::: Record extracts :::
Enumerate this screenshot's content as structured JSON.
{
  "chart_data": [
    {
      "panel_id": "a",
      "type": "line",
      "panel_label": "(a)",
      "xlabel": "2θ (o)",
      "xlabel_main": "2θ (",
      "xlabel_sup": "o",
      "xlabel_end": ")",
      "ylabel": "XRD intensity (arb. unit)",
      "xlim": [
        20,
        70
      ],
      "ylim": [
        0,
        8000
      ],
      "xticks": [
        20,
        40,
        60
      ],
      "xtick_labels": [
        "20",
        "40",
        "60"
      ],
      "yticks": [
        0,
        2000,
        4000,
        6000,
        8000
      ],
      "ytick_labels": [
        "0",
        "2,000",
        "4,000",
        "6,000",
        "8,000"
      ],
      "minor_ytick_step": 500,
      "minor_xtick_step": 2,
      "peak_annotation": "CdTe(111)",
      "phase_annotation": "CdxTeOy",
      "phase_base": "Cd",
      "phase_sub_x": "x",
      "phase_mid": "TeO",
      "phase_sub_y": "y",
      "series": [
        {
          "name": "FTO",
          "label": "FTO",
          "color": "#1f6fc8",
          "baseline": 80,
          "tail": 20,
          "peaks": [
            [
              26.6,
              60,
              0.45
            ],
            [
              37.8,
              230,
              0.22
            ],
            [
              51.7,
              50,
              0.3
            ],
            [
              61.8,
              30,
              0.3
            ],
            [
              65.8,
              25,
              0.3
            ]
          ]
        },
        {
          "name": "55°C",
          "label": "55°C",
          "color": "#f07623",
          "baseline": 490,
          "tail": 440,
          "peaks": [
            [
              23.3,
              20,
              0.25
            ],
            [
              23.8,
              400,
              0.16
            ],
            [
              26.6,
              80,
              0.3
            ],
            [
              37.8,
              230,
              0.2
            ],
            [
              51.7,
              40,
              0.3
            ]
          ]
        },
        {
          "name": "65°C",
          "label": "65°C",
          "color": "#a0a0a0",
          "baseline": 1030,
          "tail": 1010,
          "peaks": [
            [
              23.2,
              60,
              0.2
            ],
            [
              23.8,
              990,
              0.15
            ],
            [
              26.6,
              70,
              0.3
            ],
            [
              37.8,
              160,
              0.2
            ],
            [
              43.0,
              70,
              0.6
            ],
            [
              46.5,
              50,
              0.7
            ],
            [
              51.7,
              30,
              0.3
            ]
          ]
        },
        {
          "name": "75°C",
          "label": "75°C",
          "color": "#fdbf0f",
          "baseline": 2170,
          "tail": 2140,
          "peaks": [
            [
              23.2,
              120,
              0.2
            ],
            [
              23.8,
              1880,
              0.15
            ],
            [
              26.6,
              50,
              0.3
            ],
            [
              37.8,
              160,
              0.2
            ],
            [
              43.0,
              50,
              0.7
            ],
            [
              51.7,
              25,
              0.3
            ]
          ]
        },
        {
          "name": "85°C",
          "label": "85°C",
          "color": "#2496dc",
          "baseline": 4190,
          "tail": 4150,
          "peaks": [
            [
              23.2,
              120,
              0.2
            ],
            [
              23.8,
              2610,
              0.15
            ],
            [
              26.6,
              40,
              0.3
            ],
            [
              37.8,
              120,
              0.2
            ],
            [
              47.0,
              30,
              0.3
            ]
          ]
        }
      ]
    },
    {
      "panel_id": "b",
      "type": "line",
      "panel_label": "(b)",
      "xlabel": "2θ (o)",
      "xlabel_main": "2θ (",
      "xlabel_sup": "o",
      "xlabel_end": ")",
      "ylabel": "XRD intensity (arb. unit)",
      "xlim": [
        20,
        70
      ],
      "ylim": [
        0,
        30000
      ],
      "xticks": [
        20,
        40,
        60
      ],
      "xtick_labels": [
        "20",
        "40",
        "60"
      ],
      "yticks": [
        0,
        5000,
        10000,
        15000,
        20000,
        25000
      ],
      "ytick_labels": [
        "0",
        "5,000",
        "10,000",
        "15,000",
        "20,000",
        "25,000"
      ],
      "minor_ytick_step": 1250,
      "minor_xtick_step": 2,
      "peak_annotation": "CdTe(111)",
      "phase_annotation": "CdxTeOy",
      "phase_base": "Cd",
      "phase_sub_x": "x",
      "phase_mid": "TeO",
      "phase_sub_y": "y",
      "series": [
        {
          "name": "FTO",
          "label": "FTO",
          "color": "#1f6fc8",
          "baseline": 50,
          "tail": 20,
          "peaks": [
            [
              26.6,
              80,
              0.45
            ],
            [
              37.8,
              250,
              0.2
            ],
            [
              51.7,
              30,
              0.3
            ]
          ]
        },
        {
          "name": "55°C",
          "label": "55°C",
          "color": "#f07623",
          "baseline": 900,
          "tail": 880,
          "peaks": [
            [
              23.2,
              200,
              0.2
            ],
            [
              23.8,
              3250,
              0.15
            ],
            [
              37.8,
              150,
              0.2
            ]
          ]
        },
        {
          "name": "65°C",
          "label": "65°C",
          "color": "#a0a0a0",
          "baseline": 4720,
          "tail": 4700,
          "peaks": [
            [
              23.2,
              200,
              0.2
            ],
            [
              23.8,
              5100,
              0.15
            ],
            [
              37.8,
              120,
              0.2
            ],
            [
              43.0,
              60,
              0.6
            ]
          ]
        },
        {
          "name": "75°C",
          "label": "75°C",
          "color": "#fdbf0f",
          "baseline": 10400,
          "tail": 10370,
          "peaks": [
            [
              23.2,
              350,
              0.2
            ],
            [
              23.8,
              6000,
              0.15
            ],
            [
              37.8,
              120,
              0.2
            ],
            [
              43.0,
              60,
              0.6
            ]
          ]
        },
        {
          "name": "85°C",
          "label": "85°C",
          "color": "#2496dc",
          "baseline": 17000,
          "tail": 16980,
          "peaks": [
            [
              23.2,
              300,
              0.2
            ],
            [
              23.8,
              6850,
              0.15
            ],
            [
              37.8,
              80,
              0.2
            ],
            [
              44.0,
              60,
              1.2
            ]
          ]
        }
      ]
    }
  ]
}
:::
Goal –
Copy each entry exactly, with nothing added or dropped.

Task solution –
Enumerate this screenshot's content as structured JSON.
{
  "chart_data": [
    {
      "panel_id": "a",
      "type": "line",
      "panel_label": "(a)",
      "xlabel": "2θ (o)",
      "xlabel_main": "2θ (",
      "xlabel_sup": "o",
      "xlabel_end": ")",
      "ylabel": "XRD intensity (arb. unit)",
      "xlim": [
        20,
        70
      ],
      "ylim": [
        0,
        8000
      ],
      "xticks": [
        20,
        40,
        60
      ],
      "xtick_labels": [
        "20",
        "40",
        "60"
      ],
      "yticks": [
        0,
        2000,
        4000,
        6000,
        8000
      ],
      "ytick_labels": [
        "0",
        "2,000",
        "4,000",
        "6,000",
        "8,000"
      ],
      "minor_ytick_step": 500,
      "minor_xtick_step": 2,
      "peak_annotation": "CdTe(111)",
      "phase_annotation": "CdxTeOy",
      "phase_base": "Cd",
      "phase_sub_x": "x",
      "phase_mid": "TeO",
      "phase_sub_y": "y",
      "series": [
        {
          "name": "FTO",
          "label": "FTO",
          "color": "#1f6fc8",
          "baseline": 80,
          "tail": 20,
          "peaks": [
            [
              26.6,
              60,
              0.45
            ],
            [
              37.8,
              230,
              0.22
            ],
            [
              51.7,
              50,
              0.3
            ],
            [
              61.8,
              30,
              0.3
            ],
            [
              65.8,
              25,
              0.3
            ]
          ]
        },
        {
          "name": "55°C",
          "label": "55°C",
          "color": "#f07623",
          "baseline": 490,
          "tail": 440,
          "peaks": [
            [
              23.3,
              20,
              0.25
            ],
            [
              23.8,
              400,
              0.16
            ],
            [
              26.6,
              80,
              0.3
            ],
            [
              37.8,
              230,
              0.2
            ],
            [
              51.7,
              40,
              0.3
            ]
          ]
        },
        {
          "name": "65°C",
          "label": "65°C",
          "color": "#a0a0a0",
          "baseline": 1030,
          "tail": 1010,
          "peaks": [
            [
              23.2,
              60,
              0.2
            ],
            [
              23.8,
              990,
              0.15
            ],
            [
              26.6,
              70,
              0.3
            ],
            [
              37.8,
              160,
              0.2
            ],
            [
              43.0,
              70,
              0.6
            ],
            [
              46.5,
              50,
              0.7
            ],
            [
              51.7,
              30,
              0.3
            ]
          ]
        },
        {
          "name": "75°C",
          "label": "75°C",
          "color": "#fdbf0f",
          "baseline": 2170,
          "tail": 2140,
          "peaks": [
            [
              23.2,
              120,
              0.2
            ],
            [
              23.8,
              1880,
              0.15
            ],
            [
              26.6,
              50,
              0.3
            ],
            [
              37.8,
              160,
              0.2
            ],
            [
              43.0,
              50,
              0.7
            ],
            [
              51.7,
              25,
              0.3
            ]
          ]
        },
        {
          "name": "85°C",
          "label": "85°C",
          "color": "#2496dc",
          "baseline": 4190,
          "tail": 4150,
          "peaks": [
            [
              23.2,
              120,
              0.2
            ],
            [
              23.8,
              2610,
              0.15
            ],
            [
              26.6,
              40,
              0.3
            ],
            [
              37.8,
              120,
              0.2
            ],
            [
              47.0,
              30,
              0.3
            ]
          ]
        }
      ]
    },
    {
      "panel_id": "b",
      "type": "line",
      "panel_label": "(b)",
      "xlabel": "2θ (o)",
      "xlabel_main": "2θ (",
      "xlabel_sup": "o",
      "xlabel_end": ")",
      "ylabel": "XRD intensity (arb. unit)",
      "xlim": [
        20,
        70
      ],
      "ylim": [
        0,
        30000
      ],
      "xticks": [
        20,
        40,
        60
      ],
      "xtick_labels": [
        "20",
        "40",
        "60"
      ],
      "yticks": [
        0,
        5000,
        10000,
        15000,
        20000,
        25000
      ],
      "ytick_labels": [
        "0",
        "5,000",
        "10,000",
        "15,000",
        "20,000",
        "25,000"
      ],
      "minor_ytick_step": 1250,
      "minor_xtick_step": 2,
      "peak_annotation": "CdTe(111)",
      "phase_annotation": "CdxTeOy",
      "phase_base": "Cd",
      "phase_sub_x": "x",
      "phase_mid": "TeO",
      "phase_sub_y": "y",
      "series": [
        {
          "name": "FTO",
          "label": "FTO",
          "color": "#1f6fc8",
          "baseline": 50,
          "tail": 20,
          "peaks": [
            [
              26.6,
              80,
              0.45
            ],
            [
              37.8,
              250,
              0.2
            ],
            [
              51.7,
              30,
              0.3
            ]
          ]
        },
        {
          "name": "55°C",
          "label": "55°C",
          "color": "#f07623",
          "baseline": 900,
          "tail": 880,
          "peaks": [
            [
              23.2,
              200,
              0.2
            ],
            [
              23.8,
              3250,
              0.15
            ],
            [
              37.8,
              150,
              0.2
            ]
          ]
        },
        {
          "name": "65°C",
          "label": "65°C",
          "color": "#a0a0a0",
          "baseline": 4720,
          "tail": 4700,
          "peaks": [
            [
              23.2,
              200,
              0.2
            ],
            [
              23.8,
              5100,
              0.15
            ],
            [
              37.8,
              120,
              0.2
            ],
            [
              43.0,
              60,
              0.6
            ]
          ]
        },
        {
          "name": "75°C",
          "label": "75°C",
          "color": "#fdbf0f",
          "baseline": 10400,
          "tail": 10370,
          "peaks": [
            [
              23.2,
              350,
              0.2
            ],
            [
              23.8,
              6000,
              0.15
            ],
            [
              37.8,
              120,
              0.2
            ],
            [
              43.0,
              60,
              0.6
            ]
          ]
        },
        {
          "name": "85°C",
          "label": "85°C",
          "color": "#2496dc",
          "baseline": 17000,
          "tail": 16980,
          "peaks": [
            [
              23.2,
              300,
              0.2
            ],
            [
              23.8,
              6850,
              0.15
            ],
            [
              37.8,
              80,
              0.2
            ],
            [
              44.0,
              60,
              1.2
            ]
          ]
        }
      ]
    }
  ]
}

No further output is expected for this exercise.